Report only the number of lines in this material that include "description".
---------- RECORDS SUPPLIED ----------
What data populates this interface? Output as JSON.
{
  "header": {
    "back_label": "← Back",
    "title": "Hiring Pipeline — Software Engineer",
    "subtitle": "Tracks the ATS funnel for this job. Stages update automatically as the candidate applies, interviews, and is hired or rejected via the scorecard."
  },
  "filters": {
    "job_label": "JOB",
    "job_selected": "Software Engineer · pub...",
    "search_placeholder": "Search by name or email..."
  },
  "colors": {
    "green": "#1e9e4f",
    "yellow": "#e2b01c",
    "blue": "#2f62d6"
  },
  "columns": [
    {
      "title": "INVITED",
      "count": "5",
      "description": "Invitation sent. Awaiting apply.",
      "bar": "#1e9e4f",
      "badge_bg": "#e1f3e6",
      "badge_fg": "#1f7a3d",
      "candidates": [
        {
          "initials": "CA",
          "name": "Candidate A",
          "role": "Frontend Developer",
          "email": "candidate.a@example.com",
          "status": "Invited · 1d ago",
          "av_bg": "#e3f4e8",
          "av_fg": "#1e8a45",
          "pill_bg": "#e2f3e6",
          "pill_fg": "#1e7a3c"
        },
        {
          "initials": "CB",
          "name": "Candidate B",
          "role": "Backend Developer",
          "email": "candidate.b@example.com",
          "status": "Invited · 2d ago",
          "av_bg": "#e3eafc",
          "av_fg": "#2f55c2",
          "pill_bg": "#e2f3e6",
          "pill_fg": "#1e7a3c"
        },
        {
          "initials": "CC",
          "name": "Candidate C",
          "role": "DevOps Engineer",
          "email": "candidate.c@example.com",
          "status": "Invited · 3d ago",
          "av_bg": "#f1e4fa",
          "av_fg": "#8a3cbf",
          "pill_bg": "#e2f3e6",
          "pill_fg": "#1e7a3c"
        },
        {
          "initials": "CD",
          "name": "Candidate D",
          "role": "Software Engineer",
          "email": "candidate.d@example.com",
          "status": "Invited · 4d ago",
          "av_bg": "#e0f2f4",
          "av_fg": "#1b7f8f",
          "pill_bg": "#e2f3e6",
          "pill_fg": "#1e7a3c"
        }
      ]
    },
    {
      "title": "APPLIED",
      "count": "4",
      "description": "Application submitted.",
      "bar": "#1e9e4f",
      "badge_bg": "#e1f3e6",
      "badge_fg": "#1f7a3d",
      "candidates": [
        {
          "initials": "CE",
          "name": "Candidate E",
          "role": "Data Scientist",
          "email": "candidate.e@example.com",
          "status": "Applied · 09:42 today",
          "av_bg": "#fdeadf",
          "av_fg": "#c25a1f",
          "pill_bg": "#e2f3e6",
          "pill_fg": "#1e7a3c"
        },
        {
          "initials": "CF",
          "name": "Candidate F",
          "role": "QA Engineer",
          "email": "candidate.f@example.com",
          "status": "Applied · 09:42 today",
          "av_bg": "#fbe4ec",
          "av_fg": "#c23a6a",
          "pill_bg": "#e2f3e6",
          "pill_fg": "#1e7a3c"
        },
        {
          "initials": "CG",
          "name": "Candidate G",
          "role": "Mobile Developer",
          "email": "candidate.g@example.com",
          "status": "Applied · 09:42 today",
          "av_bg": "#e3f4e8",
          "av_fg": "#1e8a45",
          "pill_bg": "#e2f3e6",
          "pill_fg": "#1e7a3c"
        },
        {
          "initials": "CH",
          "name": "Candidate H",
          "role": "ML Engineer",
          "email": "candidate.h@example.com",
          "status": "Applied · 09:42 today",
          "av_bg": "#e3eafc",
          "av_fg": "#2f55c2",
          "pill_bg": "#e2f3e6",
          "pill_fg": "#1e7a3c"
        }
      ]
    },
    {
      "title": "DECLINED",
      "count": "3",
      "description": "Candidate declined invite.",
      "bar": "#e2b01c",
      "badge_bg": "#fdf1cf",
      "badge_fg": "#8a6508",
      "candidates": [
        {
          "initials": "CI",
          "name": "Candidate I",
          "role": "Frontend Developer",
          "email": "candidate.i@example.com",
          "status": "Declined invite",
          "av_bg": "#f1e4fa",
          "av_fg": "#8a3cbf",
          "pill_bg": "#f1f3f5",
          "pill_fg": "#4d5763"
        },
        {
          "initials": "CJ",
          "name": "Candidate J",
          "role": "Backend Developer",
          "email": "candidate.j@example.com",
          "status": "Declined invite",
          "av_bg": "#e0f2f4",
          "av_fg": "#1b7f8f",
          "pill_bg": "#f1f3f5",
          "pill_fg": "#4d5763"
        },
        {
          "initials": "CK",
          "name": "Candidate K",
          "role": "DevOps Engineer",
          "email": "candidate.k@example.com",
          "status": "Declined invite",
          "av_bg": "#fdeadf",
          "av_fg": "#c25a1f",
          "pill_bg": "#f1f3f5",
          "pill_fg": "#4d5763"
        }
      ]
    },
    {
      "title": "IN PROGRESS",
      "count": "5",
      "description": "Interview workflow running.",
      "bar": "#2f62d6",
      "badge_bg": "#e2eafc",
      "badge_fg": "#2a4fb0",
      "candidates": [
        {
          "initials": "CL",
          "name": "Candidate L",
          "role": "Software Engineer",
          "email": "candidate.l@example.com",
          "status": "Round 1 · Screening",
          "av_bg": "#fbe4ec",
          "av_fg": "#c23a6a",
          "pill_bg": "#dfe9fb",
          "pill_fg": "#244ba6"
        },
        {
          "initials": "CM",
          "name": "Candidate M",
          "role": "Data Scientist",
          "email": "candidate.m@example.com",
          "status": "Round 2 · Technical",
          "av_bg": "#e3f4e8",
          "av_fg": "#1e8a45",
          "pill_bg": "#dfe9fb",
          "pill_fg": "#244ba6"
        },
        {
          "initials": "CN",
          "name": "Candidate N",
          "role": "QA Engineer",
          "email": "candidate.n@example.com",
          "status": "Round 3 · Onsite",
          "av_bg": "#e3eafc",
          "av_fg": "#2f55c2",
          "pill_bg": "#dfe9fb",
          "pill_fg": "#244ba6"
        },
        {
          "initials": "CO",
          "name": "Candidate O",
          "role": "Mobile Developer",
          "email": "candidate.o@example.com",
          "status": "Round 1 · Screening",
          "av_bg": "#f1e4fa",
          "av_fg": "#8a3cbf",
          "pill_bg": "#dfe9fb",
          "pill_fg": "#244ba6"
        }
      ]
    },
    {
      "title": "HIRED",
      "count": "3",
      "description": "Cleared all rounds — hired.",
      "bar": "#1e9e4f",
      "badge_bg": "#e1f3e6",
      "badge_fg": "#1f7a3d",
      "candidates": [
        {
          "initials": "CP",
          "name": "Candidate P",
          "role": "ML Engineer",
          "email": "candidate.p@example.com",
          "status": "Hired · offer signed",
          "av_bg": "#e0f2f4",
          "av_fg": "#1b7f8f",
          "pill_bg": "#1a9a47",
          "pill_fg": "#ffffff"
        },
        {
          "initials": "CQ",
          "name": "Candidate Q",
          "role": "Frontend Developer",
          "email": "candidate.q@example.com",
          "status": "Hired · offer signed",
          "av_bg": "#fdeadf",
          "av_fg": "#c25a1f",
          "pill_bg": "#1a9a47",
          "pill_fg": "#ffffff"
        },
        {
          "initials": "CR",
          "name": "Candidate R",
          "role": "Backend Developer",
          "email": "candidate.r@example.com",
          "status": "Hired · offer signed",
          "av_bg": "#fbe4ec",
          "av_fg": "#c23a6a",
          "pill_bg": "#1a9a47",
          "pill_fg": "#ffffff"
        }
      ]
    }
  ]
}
----------
### WORKED ANSWER:
5